BEGIN SOURCE MATERIAL

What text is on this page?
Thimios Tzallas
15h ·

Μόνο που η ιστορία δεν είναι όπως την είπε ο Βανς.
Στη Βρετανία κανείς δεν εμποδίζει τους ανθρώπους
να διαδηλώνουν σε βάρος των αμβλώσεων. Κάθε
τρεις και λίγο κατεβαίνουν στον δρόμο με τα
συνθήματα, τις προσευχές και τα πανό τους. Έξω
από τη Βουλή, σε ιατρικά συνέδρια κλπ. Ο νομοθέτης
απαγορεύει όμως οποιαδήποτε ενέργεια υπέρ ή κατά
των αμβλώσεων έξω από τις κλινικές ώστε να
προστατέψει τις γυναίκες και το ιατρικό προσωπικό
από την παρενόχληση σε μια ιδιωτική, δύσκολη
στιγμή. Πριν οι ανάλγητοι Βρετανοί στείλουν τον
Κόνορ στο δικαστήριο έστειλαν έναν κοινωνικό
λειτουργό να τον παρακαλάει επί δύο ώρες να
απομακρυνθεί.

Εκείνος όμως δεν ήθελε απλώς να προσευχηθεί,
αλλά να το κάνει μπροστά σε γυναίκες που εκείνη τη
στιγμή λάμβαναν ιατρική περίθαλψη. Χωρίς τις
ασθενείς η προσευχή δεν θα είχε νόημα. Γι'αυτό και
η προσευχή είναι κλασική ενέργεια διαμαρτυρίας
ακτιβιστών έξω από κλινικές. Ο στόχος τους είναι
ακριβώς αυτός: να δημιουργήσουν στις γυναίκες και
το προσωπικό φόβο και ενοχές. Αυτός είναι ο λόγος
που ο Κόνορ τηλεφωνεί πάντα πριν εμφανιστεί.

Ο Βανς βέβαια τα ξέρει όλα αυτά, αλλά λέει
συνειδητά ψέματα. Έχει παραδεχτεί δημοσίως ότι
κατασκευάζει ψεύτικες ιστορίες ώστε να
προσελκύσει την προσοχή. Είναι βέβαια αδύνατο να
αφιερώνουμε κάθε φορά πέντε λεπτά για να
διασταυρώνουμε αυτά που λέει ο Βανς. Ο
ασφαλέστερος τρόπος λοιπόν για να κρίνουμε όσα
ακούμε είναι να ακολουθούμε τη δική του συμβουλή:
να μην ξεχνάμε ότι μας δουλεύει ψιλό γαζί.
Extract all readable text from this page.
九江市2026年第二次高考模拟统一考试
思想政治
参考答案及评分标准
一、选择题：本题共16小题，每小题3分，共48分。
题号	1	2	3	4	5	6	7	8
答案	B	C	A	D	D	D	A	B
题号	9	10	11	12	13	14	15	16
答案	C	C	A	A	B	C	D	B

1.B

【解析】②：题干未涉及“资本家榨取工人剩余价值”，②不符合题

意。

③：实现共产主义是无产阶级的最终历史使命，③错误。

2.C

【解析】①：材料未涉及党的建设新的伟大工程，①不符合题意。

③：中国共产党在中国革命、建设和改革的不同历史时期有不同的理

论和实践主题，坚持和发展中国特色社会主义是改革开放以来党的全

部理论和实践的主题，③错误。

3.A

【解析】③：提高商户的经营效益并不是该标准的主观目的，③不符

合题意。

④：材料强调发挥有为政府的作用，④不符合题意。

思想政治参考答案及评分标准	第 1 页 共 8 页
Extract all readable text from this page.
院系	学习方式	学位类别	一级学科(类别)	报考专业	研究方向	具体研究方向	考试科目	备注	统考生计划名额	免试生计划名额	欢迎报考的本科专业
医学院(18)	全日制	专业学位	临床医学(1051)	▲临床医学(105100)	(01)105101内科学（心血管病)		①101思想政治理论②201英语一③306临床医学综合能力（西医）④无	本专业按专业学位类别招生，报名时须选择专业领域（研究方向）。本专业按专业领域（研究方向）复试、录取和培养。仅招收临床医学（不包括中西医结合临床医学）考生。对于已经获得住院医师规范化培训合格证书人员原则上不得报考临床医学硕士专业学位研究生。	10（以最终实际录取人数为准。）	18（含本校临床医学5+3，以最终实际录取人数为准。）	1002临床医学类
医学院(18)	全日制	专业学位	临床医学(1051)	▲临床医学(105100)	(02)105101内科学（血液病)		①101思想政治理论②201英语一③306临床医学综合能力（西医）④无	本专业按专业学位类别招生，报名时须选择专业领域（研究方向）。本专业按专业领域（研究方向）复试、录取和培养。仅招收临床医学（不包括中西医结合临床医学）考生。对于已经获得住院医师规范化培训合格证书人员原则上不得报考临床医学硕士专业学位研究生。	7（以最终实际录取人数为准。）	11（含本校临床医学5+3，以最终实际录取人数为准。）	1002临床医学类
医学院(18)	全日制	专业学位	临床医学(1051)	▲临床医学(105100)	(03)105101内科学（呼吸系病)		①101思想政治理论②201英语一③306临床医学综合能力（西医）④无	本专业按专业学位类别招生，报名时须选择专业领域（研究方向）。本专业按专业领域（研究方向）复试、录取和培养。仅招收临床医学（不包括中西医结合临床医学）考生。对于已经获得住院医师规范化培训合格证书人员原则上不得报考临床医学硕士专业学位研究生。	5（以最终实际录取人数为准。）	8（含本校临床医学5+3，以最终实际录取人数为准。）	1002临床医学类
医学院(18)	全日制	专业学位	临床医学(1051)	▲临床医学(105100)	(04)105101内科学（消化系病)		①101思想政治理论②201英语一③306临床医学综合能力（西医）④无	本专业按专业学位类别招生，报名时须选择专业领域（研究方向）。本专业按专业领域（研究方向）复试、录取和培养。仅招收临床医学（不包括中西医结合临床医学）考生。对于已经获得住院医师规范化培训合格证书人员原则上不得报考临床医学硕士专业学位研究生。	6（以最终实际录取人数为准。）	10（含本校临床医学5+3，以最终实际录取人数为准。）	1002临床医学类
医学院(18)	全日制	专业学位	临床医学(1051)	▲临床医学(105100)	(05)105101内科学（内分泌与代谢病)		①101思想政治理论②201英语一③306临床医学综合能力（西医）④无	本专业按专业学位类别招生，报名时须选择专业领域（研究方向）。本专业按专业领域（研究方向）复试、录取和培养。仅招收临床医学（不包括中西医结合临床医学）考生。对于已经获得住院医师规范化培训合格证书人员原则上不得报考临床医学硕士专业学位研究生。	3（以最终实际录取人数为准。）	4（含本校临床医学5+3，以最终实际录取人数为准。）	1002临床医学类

END SOURCE MATERIAL

Give only the number of lines in the records that include the word "προσωπικό".

**RESULT OF THIS EXERCISE**.
2